• _Job 1_
Reproduce word for word the part of the passage on independent nominations that begins at the words "election in such" and stops after "or county office.".
━━ Excerpted text
Nominations made as provided by this and the next section shall be known as independent nominations, and the certificate whereby such nominations are made shall be known as an independent certificate of nomination. Independent nominations of candidates for public office to be voted for by all the voters of the state can only be made by six thousand or more voters of the state; provided, however, that in making up such number at least fifty voters in each county of the state (the counties of Fulton and Hamilton to be considered as one county) shall subscribe the certificate provided for in this and the next section. Independent nominations of candidates for offices to be voted for by the voters of any political subdivision of the state can only be made by five per centum of the total number of votes cast for governor at the last gubernatorial

election in such political subdivision, excepting that not more than three thousand electors shall be required to make an independent nomination in any political subdivision; and excepting that not more than one thousand five hundred electors shall be required to make an independent nomination for a borough or county office.

Derivation:

Election Law, pt. of § 57, as amended by L. 1899, ch. 363, §1; L. 1901, ch. 654, § 4.

Amended by L. 1911, ch. 891, § 62; L. 1913, ch. 800. In effect Aug. 13, 1913. Construction.-This section was meant to cover all offices and should not be otherwise construed. Matter of Fagan, 21 Misc. 403, 47 N. Y. Supp. 288. The laws relating to independent nominations should be liberally construed. Matter of Adams (1897), 21 Misc. 395, 47 N. Y. Supp. 543.

The provisions of this section contemplate only a single certificate of independent nominations for state offices, which must be subscribed and verified by at least fifty electors of each of the counties of the state, counting Fulton and Hamilton as one. Matter of McDonald (1898), 25 Misc. 80, 54 N. Y. Supp. 690.
━━━━
━━ Exercise materials
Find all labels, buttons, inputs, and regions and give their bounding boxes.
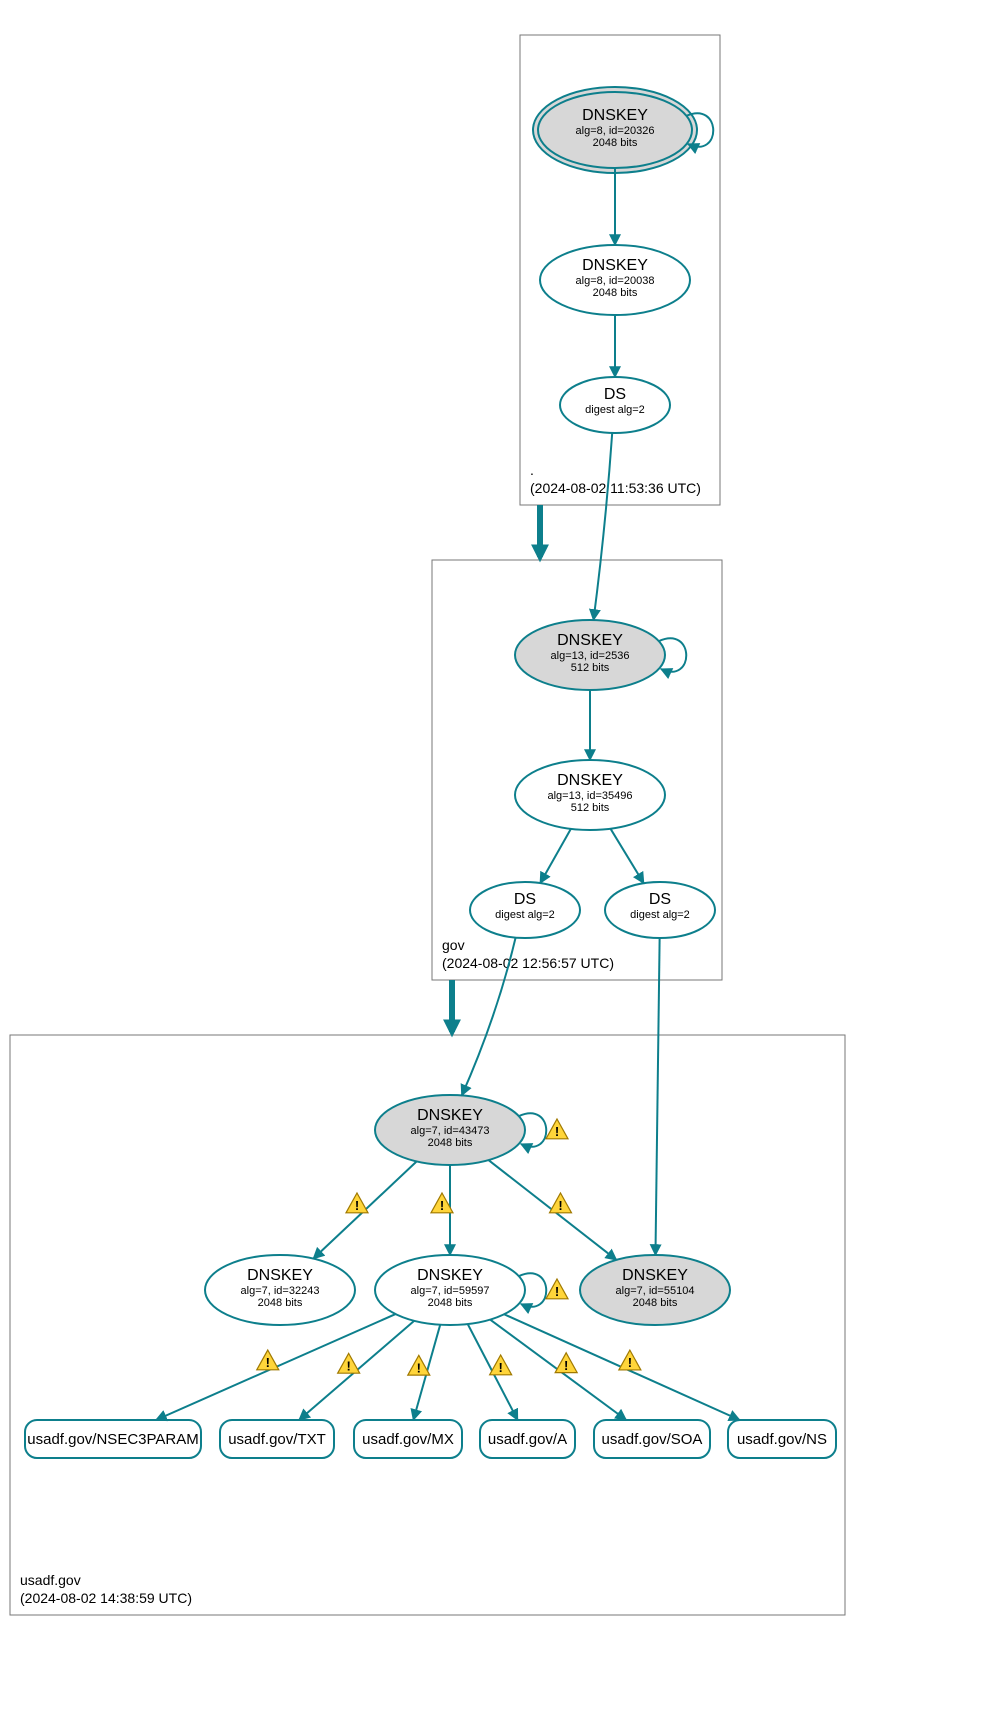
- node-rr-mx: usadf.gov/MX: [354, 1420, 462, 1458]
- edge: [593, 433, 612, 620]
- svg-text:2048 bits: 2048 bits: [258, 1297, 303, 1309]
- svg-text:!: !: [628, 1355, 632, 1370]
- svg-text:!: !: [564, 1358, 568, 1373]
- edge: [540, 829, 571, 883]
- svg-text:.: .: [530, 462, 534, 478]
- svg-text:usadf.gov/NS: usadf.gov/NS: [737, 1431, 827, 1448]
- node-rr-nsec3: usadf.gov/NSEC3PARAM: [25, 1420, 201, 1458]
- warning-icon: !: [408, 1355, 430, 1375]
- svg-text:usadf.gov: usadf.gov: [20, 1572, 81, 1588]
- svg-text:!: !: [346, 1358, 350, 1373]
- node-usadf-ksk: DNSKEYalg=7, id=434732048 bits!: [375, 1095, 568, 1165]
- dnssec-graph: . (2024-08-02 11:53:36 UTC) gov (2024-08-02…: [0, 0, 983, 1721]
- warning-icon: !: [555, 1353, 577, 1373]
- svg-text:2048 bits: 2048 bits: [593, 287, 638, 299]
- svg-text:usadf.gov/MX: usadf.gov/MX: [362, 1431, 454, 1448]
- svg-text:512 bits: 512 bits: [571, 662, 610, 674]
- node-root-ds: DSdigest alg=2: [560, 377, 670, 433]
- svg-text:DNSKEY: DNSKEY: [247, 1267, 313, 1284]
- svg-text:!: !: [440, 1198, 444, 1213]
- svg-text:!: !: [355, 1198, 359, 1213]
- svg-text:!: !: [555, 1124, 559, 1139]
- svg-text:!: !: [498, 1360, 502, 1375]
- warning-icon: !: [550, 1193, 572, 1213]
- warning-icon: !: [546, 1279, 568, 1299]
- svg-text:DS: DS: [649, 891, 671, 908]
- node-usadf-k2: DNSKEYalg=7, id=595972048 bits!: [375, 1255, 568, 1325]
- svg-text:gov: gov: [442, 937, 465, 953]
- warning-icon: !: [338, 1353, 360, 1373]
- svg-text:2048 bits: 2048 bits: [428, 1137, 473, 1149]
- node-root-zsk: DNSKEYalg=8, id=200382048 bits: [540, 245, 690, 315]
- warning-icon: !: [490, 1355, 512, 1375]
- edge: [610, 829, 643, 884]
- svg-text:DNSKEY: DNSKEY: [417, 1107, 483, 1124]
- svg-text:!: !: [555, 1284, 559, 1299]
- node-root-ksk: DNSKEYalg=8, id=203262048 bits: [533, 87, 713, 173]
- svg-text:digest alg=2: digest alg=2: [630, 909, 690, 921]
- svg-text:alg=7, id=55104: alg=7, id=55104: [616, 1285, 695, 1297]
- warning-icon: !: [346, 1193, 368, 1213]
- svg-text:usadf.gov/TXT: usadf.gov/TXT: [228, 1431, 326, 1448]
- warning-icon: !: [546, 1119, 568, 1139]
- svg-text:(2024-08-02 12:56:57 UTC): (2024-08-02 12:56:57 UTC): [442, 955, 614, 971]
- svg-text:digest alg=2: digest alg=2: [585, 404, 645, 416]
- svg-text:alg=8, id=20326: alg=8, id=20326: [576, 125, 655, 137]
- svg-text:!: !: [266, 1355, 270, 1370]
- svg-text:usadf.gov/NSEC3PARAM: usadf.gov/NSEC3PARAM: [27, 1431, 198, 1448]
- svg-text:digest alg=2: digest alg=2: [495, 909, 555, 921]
━━━━
• _Job 2_
In the records, rewrite the lines from the one that has "- node-rr-mx: usadf.gov/MX: [354, 1420, 462, 1458]" through the one that has "- node-root-ksk: DNSKEYalg=8, id=203262048", switching every "warning-icon" to "alert-icon" and leaving the rest unchanged. Return only those lines.

• _Written response 1_
election in such political subdivision, excepting that not more than three thousand electors shall be required to make an independent nomination in any political subdivision; and excepting that not more than one thousand five hundred electors shall be required to make an independent nomination for a borough or county office.

• _Written response 2_
- node-rr-mx: usadf.gov/MX: [354, 1420, 462, 1458]
- edge: [593, 433, 612, 620]
- svg-text:2048 bits: 2048 bits: [258, 1297, 303, 1309]
- svg-text:!: !: [628, 1355, 632, 1370]
- svg-text:!: !: [564, 1358, 568, 1373]
- edge: [540, 829, 571, 883]
- svg-text:.: .: [530, 462, 534, 478]
- svg-text:usadf.gov/NS: usadf.gov/NS: [737, 1431, 827, 1448]
- node-rr-nsec3: usadf.gov/NSEC3PARAM: [25, 1420, 201, 1458]
- alert-icon: !: [408, 1355, 430, 1375]
- svg-text:usadf.gov: usadf.gov: [20, 1572, 81, 1588]
- svg-text:!: !: [346, 1358, 350, 1373]
- node-usadf-ksk: DNSKEYalg=7, id=434732048 bits!: [375, 1095, 568, 1165]
- dnssec-graph: . (2024-08-02 11:53:36 UTC) gov (2024-08-02…: [0, 0, 983, 1721]
- alert-icon: !: [555, 1353, 577, 1373]
- svg-text:2048 bits: 2048 bits: [593, 287, 638, 299]
- svg-text:usadf.gov/MX: usadf.gov/MX: [362, 1431, 454, 1448]
- svg-text:512 bits: 512 bits: [571, 662, 610, 674]
- node-root-ds: DSdigest alg=2: [560, 377, 670, 433]
- svg-text:DNSKEY: DNSKEY: [247, 1267, 313, 1284]
- svg-text:!: !: [440, 1198, 444, 1213]
- svg-text:!: !: [355, 1198, 359, 1213]
- svg-text:!: !: [555, 1124, 559, 1139]
- svg-text:!: !: [498, 1360, 502, 1375]
- alert-icon: !: [550, 1193, 572, 1213]
- alert-icon: !: [546, 1279, 568, 1299]
- svg-text:DS: DS: [649, 891, 671, 908]
- node-usadf-k2: DNSKEYalg=7, id=595972048 bits!: [375, 1255, 568, 1325]
- svg-text:gov: gov: [442, 937, 465, 953]
- alert-icon: !: [338, 1353, 360, 1373]
- svg-text:2048 bits: 2048 bits: [428, 1137, 473, 1149]
- node-root-zsk: DNSKEYalg=8, id=200382048 bits: [540, 245, 690, 315]
- alert-icon: !: [490, 1355, 512, 1375]
- edge: [610, 829, 643, 884]
- svg-text:DNSKEY: DNSKEY: [417, 1107, 483, 1124]
- svg-text:!: !: [555, 1284, 559, 1299]
- node-root-ksk: DNSKEYalg=8, id=203262048 bits: [533, 87, 713, 173]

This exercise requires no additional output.